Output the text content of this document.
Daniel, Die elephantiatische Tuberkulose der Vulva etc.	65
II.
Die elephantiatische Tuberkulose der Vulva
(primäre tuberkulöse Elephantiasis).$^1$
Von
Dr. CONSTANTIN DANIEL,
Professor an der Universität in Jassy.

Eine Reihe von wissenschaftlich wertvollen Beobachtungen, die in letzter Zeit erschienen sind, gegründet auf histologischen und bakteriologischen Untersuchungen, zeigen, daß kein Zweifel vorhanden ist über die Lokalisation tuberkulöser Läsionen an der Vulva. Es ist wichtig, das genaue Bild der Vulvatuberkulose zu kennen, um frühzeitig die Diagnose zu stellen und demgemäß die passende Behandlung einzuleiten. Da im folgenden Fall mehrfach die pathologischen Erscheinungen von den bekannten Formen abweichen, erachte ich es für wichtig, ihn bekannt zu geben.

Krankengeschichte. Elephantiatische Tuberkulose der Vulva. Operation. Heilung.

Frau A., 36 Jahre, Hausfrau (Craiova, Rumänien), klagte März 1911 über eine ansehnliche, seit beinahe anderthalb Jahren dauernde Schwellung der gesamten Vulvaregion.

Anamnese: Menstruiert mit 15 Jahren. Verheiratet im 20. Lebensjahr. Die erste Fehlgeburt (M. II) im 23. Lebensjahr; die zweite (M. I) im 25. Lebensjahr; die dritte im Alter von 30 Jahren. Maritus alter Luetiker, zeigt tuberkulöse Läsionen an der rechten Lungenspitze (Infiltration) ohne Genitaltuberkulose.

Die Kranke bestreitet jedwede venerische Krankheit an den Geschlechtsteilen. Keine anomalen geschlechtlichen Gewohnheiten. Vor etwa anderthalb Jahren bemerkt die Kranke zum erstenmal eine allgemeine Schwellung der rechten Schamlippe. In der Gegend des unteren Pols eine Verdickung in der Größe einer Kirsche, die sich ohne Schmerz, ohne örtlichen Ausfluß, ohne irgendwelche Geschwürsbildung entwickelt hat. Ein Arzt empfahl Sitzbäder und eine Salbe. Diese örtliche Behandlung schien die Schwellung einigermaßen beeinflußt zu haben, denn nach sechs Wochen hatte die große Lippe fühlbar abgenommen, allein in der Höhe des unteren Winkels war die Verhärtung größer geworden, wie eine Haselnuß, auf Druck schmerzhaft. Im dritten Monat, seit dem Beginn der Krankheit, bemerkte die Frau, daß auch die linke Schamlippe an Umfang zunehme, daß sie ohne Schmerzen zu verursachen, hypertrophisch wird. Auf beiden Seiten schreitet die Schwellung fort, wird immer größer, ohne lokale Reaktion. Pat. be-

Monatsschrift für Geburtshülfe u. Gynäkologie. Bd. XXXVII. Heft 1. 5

★ ★ ★

#### What is expected
Please write out all of the records above, character for character.

#### Solution to the problem
Output the text content of this document.
Daniel, Die elephantiatische Tuberkulose der Vulva etc.	65
II.
Die elephantiatische Tuberkulose der Vulva
(primäre tuberkulöse Elephantiasis).$^1$
Von
Dr. CONSTANTIN DANIEL,
Professor an der Universität in Jassy.

Eine Reihe von wissenschaftlich wertvollen Beobachtungen, die in letzter Zeit erschienen sind, gegründet auf histologischen und bakteriologischen Untersuchungen, zeigen, daß kein Zweifel vorhanden ist über die Lokalisation tuberkulöser Läsionen an der Vulva. Es ist wichtig, das genaue Bild der Vulvatuberkulose zu kennen, um frühzeitig die Diagnose zu stellen und demgemäß die passende Behandlung einzuleiten. Da im folgenden Fall mehrfach die pathologischen Erscheinungen von den bekannten Formen abweichen, erachte ich es für wichtig, ihn bekannt zu geben.

Krankengeschichte. Elephantiatische Tuberkulose der Vulva. Operation. Heilung.

Frau A., 36 Jahre, Hausfrau (Craiova, Rumänien), klagte März 1911 über eine ansehnliche, seit beinahe anderthalb Jahren dauernde Schwellung der gesamten Vulvaregion.

Anamnese: Menstruiert mit 15 Jahren. Verheiratet im 20. Lebensjahr. Die erste Fehlgeburt (M. II) im 23. Lebensjahr; die zweite (M. I) im 25. Lebensjahr; die dritte im Alter von 30 Jahren. Maritus alter Luetiker, zeigt tuberkulöse Läsionen an der rechten Lungenspitze (Infiltration) ohne Genitaltuberkulose.

Die Kranke bestreitet jedwede venerische Krankheit an den Geschlechtsteilen. Keine anomalen geschlechtlichen Gewohnheiten. Vor etwa anderthalb Jahren bemerkt die Kranke zum erstenmal eine allgemeine Schwellung der rechten Schamlippe. In der Gegend des unteren Pols eine Verdickung in der Größe einer Kirsche, die sich ohne Schmerz, ohne örtlichen Ausfluß, ohne irgendwelche Geschwürsbildung entwickelt hat. Ein Arzt empfahl Sitzbäder und eine Salbe. Diese örtliche Behandlung schien die Schwellung einigermaßen beeinflußt zu haben, denn nach sechs Wochen hatte die große Lippe fühlbar abgenommen, allein in der Höhe des unteren Winkels war die Verhärtung größer geworden, wie eine Haselnuß, auf Druck schmerzhaft. Im dritten Monat, seit dem Beginn der Krankheit, bemerkte die Frau, daß auch die linke Schamlippe an Umfang zunehme, daß sie ohne Schmerzen zu verursachen, hypertrophisch wird. Auf beiden Seiten schreitet die Schwellung fort, wird immer größer, ohne lokale Reaktion. Pat. be-

Monatsschrift für Geburtshülfe u. Gynäkologie. Bd. XXXVII. Heft 1. 5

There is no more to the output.